### Goal of the exercise
State how many lines contain the string "количествѣ", and write nothing else.

### Record set
┄┄┄┄┄┄┄┄┄┄┄┄┄┄┄┄┄┄┄┄

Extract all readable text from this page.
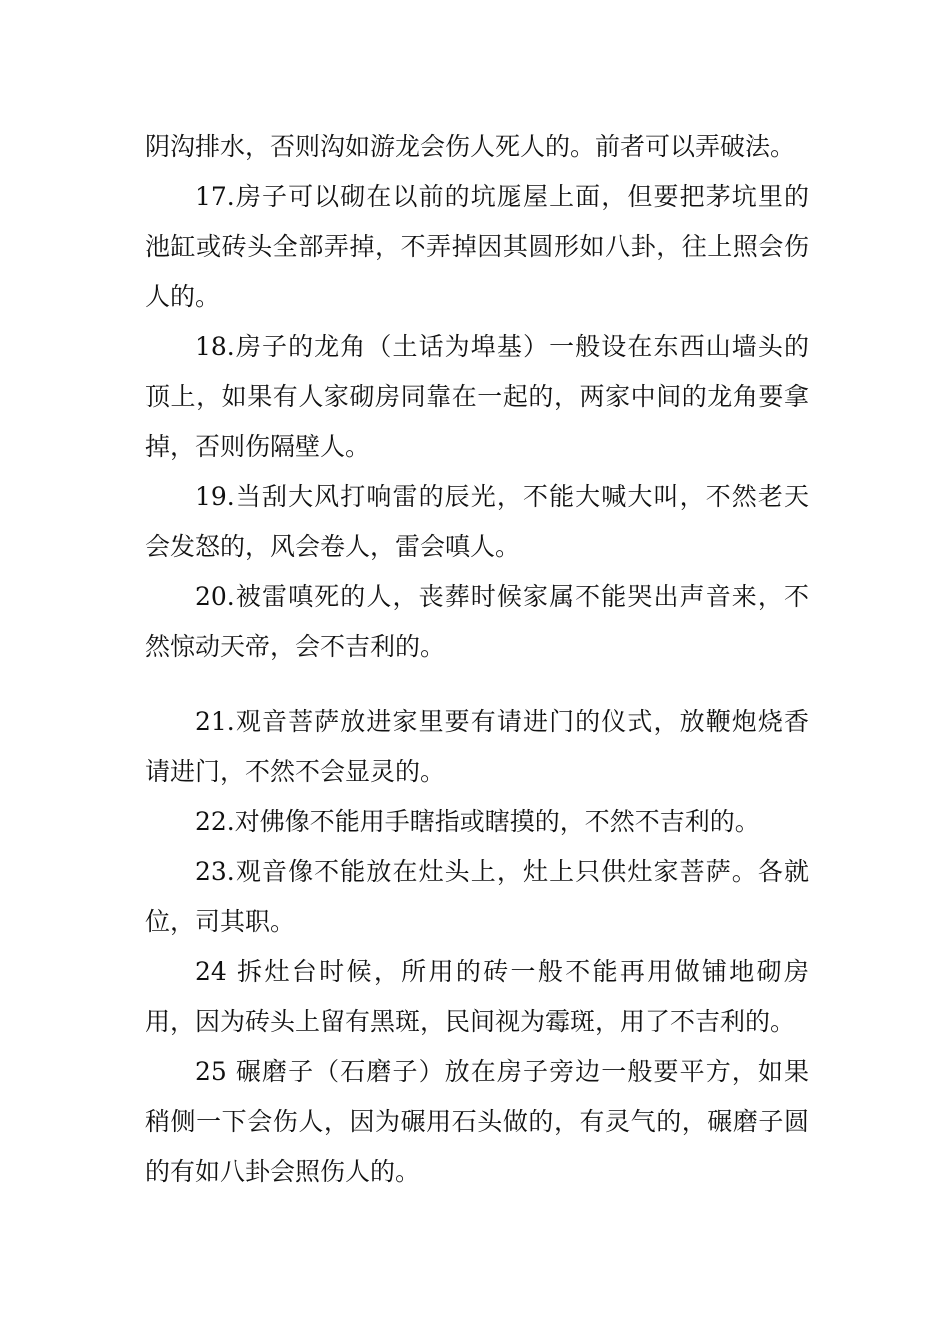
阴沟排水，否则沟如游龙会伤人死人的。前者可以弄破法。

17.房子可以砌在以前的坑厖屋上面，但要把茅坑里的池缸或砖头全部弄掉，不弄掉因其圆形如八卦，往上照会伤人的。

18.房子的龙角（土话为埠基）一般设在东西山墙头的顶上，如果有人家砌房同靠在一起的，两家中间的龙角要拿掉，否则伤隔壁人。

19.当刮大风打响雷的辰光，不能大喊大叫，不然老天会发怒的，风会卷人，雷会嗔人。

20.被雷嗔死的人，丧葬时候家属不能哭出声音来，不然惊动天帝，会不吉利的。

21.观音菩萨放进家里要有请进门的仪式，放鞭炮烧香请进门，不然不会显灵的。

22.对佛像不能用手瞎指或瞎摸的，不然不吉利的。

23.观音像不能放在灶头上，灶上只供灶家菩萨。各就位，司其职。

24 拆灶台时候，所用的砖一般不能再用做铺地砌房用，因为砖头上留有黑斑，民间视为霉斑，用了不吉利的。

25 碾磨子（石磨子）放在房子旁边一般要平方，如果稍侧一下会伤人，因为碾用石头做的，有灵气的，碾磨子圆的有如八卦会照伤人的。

┄┄┄┄┄┄┄┄┄┄┄┄┄┄┄┄┄┄┄┄

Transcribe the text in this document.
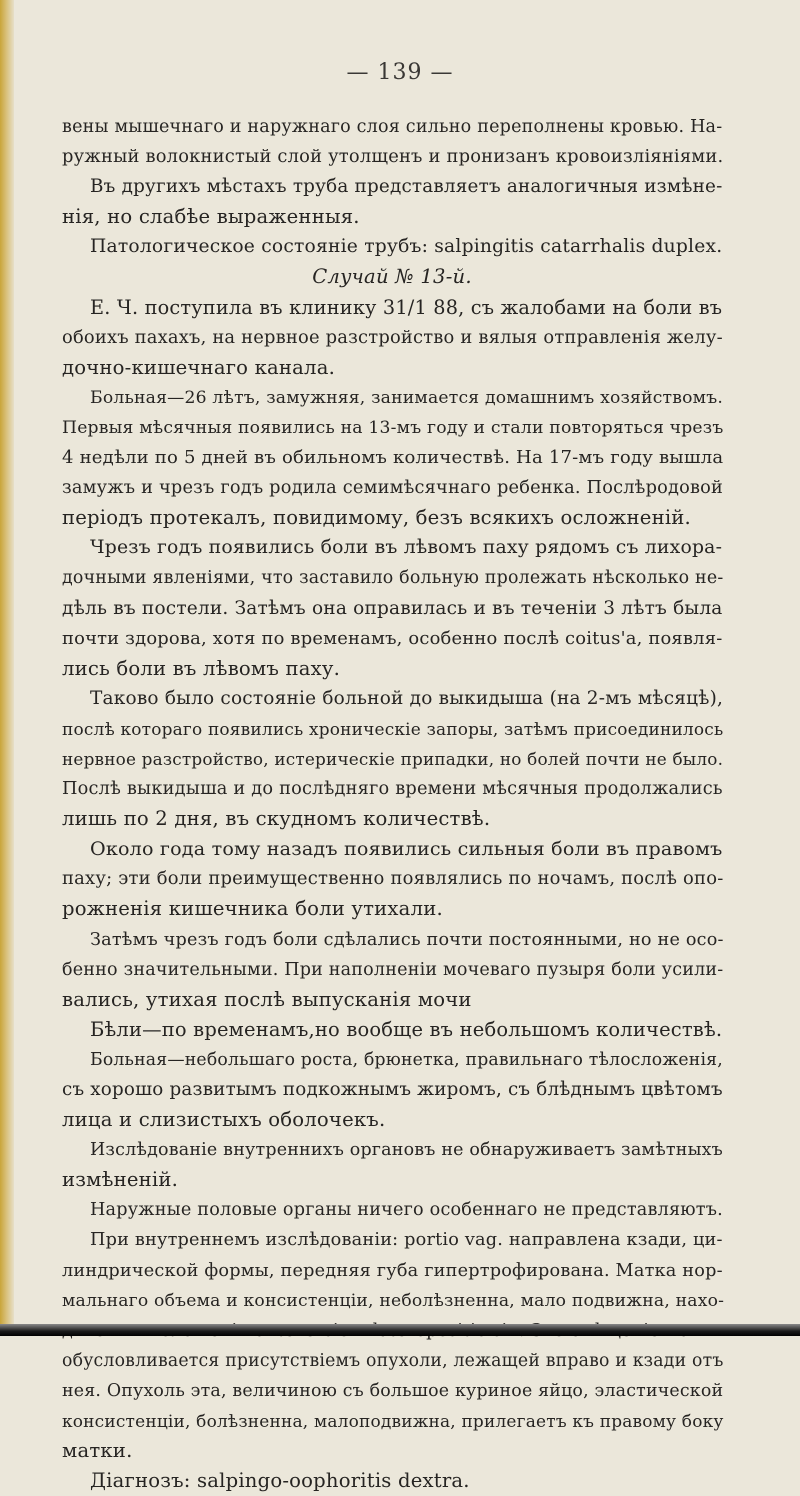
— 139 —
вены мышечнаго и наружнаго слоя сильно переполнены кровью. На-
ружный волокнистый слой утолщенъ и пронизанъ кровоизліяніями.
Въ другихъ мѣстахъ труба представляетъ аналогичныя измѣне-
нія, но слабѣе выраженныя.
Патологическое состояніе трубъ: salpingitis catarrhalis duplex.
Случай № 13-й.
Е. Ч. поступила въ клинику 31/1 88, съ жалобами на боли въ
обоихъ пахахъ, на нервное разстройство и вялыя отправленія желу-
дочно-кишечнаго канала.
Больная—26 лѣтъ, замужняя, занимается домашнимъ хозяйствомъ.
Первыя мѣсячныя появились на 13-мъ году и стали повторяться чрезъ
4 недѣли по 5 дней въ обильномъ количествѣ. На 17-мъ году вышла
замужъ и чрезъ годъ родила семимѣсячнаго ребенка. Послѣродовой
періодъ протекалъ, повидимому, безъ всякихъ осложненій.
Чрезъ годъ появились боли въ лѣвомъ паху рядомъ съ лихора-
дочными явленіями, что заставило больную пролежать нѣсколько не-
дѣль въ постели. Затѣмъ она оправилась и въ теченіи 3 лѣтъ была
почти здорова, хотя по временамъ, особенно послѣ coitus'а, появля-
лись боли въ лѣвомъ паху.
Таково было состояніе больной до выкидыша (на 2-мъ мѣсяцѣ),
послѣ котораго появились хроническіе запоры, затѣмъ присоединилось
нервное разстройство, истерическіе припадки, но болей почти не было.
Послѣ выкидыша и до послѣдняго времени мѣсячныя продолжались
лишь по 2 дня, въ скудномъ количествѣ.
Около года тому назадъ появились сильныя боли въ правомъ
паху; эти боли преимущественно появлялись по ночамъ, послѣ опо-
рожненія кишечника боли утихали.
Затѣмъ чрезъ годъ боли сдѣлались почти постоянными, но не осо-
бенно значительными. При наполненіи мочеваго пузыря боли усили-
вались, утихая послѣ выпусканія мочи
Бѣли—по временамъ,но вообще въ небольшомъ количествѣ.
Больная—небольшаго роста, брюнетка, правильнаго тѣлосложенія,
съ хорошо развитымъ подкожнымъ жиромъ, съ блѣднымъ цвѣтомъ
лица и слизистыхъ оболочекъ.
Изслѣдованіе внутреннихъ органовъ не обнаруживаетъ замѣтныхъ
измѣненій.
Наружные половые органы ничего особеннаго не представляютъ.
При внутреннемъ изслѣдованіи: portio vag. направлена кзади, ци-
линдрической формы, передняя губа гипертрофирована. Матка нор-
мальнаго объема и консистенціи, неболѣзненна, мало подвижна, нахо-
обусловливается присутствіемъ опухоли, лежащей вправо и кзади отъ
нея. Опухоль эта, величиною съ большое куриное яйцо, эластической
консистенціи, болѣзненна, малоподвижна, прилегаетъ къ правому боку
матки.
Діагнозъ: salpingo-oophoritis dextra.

┄┄┄┄┄┄┄┄┄┄┄┄┄┄┄┄┄┄┄┄

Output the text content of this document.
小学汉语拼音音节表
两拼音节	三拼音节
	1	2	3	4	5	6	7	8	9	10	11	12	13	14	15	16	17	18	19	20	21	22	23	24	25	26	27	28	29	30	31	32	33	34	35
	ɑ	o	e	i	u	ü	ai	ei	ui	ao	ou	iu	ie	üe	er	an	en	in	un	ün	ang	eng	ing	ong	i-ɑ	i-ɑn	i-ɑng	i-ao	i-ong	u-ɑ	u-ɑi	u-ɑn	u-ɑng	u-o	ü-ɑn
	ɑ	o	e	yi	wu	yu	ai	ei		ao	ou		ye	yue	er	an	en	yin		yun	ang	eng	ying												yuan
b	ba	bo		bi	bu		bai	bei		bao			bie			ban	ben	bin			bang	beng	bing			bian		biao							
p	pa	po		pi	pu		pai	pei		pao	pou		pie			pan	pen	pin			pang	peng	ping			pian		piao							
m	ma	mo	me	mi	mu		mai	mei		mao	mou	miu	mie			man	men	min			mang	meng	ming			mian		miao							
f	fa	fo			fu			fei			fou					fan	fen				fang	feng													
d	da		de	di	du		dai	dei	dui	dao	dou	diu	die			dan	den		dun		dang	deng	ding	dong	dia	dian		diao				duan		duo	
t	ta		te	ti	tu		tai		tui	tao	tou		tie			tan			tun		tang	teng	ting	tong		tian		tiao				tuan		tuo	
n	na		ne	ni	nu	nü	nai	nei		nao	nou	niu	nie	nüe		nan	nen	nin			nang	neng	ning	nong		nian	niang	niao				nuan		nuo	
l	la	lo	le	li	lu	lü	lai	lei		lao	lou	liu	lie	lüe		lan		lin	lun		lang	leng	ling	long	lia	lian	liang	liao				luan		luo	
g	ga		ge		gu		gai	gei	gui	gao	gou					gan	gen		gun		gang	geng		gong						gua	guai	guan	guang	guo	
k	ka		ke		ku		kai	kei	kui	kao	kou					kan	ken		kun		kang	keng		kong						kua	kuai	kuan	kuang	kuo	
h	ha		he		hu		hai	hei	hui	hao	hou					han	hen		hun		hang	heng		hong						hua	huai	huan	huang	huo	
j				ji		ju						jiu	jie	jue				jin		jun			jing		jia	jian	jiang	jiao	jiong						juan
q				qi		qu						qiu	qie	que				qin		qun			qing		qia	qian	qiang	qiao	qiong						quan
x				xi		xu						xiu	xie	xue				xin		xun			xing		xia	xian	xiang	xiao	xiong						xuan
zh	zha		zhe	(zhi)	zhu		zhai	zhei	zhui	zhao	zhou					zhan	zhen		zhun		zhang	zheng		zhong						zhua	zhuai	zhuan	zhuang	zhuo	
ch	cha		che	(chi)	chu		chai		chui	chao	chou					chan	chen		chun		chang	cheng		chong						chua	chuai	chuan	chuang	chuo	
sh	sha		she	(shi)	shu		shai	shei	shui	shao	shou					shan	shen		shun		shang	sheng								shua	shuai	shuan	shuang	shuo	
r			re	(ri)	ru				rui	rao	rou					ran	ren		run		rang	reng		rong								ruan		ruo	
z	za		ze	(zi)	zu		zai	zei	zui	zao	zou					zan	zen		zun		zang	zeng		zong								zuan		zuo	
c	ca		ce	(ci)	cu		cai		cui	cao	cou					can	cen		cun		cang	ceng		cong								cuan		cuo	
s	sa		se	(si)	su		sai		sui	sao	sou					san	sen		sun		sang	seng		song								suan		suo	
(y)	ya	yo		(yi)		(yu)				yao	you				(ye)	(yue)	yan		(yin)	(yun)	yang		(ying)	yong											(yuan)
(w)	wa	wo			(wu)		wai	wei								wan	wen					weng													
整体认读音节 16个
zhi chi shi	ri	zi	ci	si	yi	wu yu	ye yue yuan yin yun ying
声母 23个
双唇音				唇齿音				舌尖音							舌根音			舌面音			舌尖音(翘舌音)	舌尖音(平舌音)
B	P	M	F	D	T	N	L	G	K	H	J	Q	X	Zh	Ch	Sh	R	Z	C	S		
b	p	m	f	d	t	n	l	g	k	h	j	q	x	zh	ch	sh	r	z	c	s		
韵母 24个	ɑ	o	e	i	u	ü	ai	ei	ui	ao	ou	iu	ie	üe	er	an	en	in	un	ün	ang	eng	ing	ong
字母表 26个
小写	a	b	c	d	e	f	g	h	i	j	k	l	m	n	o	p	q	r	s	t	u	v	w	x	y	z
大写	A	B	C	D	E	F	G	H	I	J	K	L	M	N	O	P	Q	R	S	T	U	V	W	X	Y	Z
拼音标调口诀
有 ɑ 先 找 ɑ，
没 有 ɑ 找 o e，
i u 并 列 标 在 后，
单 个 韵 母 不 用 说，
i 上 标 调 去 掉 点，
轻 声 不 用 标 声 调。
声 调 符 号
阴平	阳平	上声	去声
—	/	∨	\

┄┄┄┄┄┄┄┄┄┄┄┄┄┄┄┄┄┄┄┄

### The answer
3